%%

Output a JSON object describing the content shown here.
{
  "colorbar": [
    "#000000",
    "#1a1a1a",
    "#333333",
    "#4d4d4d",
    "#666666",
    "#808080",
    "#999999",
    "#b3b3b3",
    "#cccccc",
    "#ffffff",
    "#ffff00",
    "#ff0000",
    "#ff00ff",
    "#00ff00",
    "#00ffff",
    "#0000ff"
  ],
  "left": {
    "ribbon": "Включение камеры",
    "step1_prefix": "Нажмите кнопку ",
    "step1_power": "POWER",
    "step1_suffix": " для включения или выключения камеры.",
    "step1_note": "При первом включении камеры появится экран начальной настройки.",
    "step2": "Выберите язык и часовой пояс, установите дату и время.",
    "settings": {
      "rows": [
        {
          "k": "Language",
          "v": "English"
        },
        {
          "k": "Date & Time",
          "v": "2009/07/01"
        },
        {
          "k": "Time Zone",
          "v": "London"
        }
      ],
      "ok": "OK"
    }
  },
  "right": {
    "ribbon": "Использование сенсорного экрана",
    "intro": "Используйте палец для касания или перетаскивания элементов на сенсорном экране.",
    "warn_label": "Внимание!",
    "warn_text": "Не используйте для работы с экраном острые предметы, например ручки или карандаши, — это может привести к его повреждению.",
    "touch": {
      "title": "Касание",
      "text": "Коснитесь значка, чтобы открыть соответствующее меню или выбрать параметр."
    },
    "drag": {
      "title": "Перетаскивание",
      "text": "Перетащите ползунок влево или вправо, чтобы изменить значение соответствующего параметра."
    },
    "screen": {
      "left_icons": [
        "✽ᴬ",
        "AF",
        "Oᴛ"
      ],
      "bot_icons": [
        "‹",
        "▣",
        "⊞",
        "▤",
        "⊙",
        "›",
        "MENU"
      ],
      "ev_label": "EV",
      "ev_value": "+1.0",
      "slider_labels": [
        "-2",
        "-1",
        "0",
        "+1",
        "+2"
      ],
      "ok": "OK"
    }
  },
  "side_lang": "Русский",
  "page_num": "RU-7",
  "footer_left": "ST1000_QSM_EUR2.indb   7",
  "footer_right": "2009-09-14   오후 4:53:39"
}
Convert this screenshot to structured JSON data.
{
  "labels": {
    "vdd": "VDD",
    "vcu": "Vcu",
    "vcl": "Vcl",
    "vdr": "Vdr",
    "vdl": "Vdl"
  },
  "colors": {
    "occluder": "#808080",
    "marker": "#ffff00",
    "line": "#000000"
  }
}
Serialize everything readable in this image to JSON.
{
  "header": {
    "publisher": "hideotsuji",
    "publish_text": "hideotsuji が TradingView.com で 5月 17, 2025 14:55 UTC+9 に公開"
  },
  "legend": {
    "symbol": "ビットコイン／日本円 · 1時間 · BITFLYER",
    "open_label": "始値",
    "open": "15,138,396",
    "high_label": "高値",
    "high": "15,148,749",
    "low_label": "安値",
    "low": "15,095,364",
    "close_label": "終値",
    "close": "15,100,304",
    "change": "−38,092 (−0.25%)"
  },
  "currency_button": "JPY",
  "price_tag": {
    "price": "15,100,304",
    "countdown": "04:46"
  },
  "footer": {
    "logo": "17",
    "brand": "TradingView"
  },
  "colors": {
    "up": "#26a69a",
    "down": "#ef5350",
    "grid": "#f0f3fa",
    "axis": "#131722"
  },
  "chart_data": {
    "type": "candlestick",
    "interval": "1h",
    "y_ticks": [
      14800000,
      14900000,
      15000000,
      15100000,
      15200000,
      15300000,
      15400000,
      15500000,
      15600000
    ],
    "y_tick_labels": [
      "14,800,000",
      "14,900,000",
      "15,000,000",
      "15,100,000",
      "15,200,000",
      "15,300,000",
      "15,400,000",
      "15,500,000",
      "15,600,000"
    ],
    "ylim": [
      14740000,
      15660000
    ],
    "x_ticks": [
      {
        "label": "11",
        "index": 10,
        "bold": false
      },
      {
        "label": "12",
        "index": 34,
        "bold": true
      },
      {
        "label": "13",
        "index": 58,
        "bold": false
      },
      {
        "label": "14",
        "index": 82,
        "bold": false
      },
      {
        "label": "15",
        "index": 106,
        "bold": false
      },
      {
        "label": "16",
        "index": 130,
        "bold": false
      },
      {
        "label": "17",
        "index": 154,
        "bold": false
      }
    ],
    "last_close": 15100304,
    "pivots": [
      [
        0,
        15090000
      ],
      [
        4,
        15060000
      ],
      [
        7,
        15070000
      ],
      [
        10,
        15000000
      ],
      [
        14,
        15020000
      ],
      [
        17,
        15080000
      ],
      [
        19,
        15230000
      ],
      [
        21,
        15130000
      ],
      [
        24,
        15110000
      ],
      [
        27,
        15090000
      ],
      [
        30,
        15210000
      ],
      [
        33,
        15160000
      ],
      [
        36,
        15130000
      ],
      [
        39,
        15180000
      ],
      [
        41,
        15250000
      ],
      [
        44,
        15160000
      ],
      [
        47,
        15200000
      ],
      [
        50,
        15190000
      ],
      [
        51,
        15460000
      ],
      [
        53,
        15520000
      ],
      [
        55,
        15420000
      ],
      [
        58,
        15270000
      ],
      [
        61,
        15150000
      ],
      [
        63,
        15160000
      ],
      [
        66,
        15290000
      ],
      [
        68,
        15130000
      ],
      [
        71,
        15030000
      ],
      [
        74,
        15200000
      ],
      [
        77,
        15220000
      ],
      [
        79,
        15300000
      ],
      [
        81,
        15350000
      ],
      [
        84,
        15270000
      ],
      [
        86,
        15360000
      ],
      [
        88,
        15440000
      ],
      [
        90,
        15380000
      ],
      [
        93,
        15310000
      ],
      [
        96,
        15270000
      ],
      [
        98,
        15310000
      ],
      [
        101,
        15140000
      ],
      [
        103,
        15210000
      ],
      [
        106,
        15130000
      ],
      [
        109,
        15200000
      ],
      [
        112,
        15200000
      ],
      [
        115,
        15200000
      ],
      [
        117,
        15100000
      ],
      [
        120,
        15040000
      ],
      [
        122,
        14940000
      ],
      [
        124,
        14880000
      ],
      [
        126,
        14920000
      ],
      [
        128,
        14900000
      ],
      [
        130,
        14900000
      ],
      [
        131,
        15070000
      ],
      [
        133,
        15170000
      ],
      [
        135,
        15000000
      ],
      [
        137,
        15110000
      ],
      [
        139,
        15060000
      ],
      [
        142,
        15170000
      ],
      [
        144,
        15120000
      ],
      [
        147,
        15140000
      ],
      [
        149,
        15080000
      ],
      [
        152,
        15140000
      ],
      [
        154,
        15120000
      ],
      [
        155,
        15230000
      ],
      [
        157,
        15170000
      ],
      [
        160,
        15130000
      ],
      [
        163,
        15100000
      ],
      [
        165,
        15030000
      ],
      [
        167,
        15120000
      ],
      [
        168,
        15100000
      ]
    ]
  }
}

%%

Written task:
Every line of the data above should be reproduced word for word.

Solution to the problem:
Output a JSON object describing the content shown here.
{
  "colorbar": [
    "#000000",
    "#1a1a1a",
    "#333333",
    "#4d4d4d",
    "#666666",
    "#808080",
    "#999999",
    "#b3b3b3",
    "#cccccc",
    "#ffffff",
    "#ffff00",
    "#ff0000",
    "#ff00ff",
    "#00ff00",
    "#00ffff",
    "#0000ff"
  ],
  "left": {
    "ribbon": "Включение камеры",
    "step1_prefix": "Нажмите кнопку ",
    "step1_power": "POWER",
    "step1_suffix": " для включения или выключения камеры.",
    "step1_note": "При первом включении камеры появится экран начальной настройки.",
    "step2": "Выберите язык и часовой пояс, установите дату и время.",
    "settings": {
      "rows": [
        {
          "k": "Language",
          "v": "English"
        },
        {
          "k": "Date & Time",
          "v": "2009/07/01"
        },
        {
          "k": "Time Zone",
          "v": "London"
        }
      ],
      "ok": "OK"
    }
  },
  "right": {
    "ribbon": "Использование сенсорного экрана",
    "intro": "Используйте палец для касания или перетаскивания элементов на сенсорном экране.",
    "warn_label": "Внимание!",
    "warn_text": "Не используйте для работы с экраном острые предметы, например ручки или карандаши, — это может привести к его повреждению.",
    "touch": {
      "title": "Касание",
      "text": "Коснитесь значка, чтобы открыть соответствующее меню или выбрать параметр."
    },
    "drag": {
      "title": "Перетаскивание",
      "text": "Перетащите ползунок влево или вправо, чтобы изменить значение соответствующего параметра."
    },
    "screen": {
      "left_icons": [
        "✽ᴬ",
        "AF",
        "Oᴛ"
      ],
      "bot_icons": [
        "‹",
        "▣",
        "⊞",
        "▤",
        "⊙",
        "›",
        "MENU"
      ],
      "ev_label": "EV",
      "ev_value": "+1.0",
      "slider_labels": [
        "-2",
        "-1",
        "0",
        "+1",
        "+2"
      ],
      "ok": "OK"
    }
  },
  "side_lang": "Русский",
  "page_num": "RU-7",
  "footer_left": "ST1000_QSM_EUR2.indb   7",
  "footer_right": "2009-09-14   오후 4:53:39"
}
Convert this screenshot to structured JSON data.
{
  "labels": {
    "vdd": "VDD",
    "vcu": "Vcu",
    "vcl": "Vcl",
    "vdr": "Vdr",
    "vdl": "Vdl"
  },
  "colors": {
    "occluder": "#808080",
    "marker": "#ffff00",
    "line": "#000000"
  }
}
Serialize everything readable in this image to JSON.
{
  "header": {
    "publisher": "hideotsuji",
    "publish_text": "hideotsuji が TradingView.com で 5月 17, 2025 14:55 UTC+9 に公開"
  },
  "legend": {
    "symbol": "ビットコイン／日本円 · 1時間 · BITFLYER",
    "open_label": "始値",
    "open": "15,138,396",
    "high_label": "高値",
    "high": "15,148,749",
    "low_label": "安値",
    "low": "15,095,364",
    "close_label": "終値",
    "close": "15,100,304",
    "change": "−38,092 (−0.25%)"
  },
  "currency_button": "JPY",
  "price_tag": {
    "price": "15,100,304",
    "countdown": "04:46"
  },
  "footer": {
    "logo": "17",
    "brand": "TradingView"
  },
  "colors": {
    "up": "#26a69a",
    "down": "#ef5350",
    "grid": "#f0f3fa",
    "axis": "#131722"
  },
  "chart_data": {
    "type": "candlestick",
    "interval": "1h",
    "y_ticks": [
      14800000,
      14900000,
      15000000,
      15100000,
      15200000,
      15300000,
      15400000,
      15500000,
      15600000
    ],
    "y_tick_labels": [
      "14,800,000",
      "14,900,000",
      "15,000,000",
      "15,100,000",
      "15,200,000",
      "15,300,000",
      "15,400,000",
      "15,500,000",
      "15,600,000"
    ],
    "ylim": [
      14740000,
      15660000
    ],
    "x_ticks": [
      {
        "label": "11",
        "index": 10,
        "bold": false
      },
      {
        "label": "12",
        "index": 34,
        "bold": true
      },
      {
        "label": "13",
        "index": 58,
        "bold": false
      },
      {
        "label": "14",
        "index": 82,
        "bold": false
      },
      {
        "label": "15",
        "index": 106,
        "bold": false
      },
      {
        "label": "16",
        "index": 130,
        "bold": false
      },
      {
        "label": "17",
        "index": 154,
        "bold": false
      }
    ],
    "last_close": 15100304,
    "pivots": [
      [
        0,
        15090000
      ],
      [
        4,
        15060000
      ],
      [
        7,
        15070000
      ],
      [
        10,
        15000000
      ],
      [
        14,
        15020000
      ],
      [
        17,
        15080000
      ],
      [
        19,
        15230000
      ],
      [
        21,
        15130000
      ],
      [
        24,
        15110000
      ],
      [
        27,
        15090000
      ],
      [
        30,
        15210000
      ],
      [
        33,
        15160000
      ],
      [
        36,
        15130000
      ],
      [
        39,
        15180000
      ],
      [
        41,
        15250000
      ],
      [
        44,
        15160000
      ],
      [
        47,
        15200000
      ],
      [
        50,
        15190000
      ],
      [
        51,
        15460000
      ],
      [
        53,
        15520000
      ],
      [
        55,
        15420000
      ],
      [
        58,
        15270000
      ],
      [
        61,
        15150000
      ],
      [
        63,
        15160000
      ],
      [
        66,
        15290000
      ],
      [
        68,
        15130000
      ],
      [
        71,
        15030000
      ],
      [
        74,
        15200000
      ],
      [
        77,
        15220000
      ],
      [
        79,
        15300000
      ],
      [
        81,
        15350000
      ],
      [
        84,
        15270000
      ],
      [
        86,
        15360000
      ],
      [
        88,
        15440000
      ],
      [
        90,
        15380000
      ],
      [
        93,
        15310000
      ],
      [
        96,
        15270000
      ],
      [
        98,
        15310000
      ],
      [
        101,
        15140000
      ],
      [
        103,
        15210000
      ],
      [
        106,
        15130000
      ],
      [
        109,
        15200000
      ],
      [
        112,
        15200000
      ],
      [
        115,
        15200000
      ],
      [
        117,
        15100000
      ],
      [
        120,
        15040000
      ],
      [
        122,
        14940000
      ],
      [
        124,
        14880000
      ],
      [
        126,
        14920000
      ],
      [
        128,
        14900000
      ],
      [
        130,
        14900000
      ],
      [
        131,
        15070000
      ],
      [
        133,
        15170000
      ],
      [
        135,
        15000000
      ],
      [
        137,
        15110000
      ],
      [
        139,
        15060000
      ],
      [
        142,
        15170000
      ],
      [
        144,
        15120000
      ],
      [
        147,
        15140000
      ],
      [
        149,
        15080000
      ],
      [
        152,
        15140000
      ],
      [
        154,
        15120000
      ],
      [
        155,
        15230000
      ],
      [
        157,
        15170000
      ],
      [
        160,
        15130000
      ],
      [
        163,
        15100000
      ],
      [
        165,
        15030000
      ],
      [
        167,
        15120000
      ],
      [
        168,
        15100000
      ]
    ]
  }
}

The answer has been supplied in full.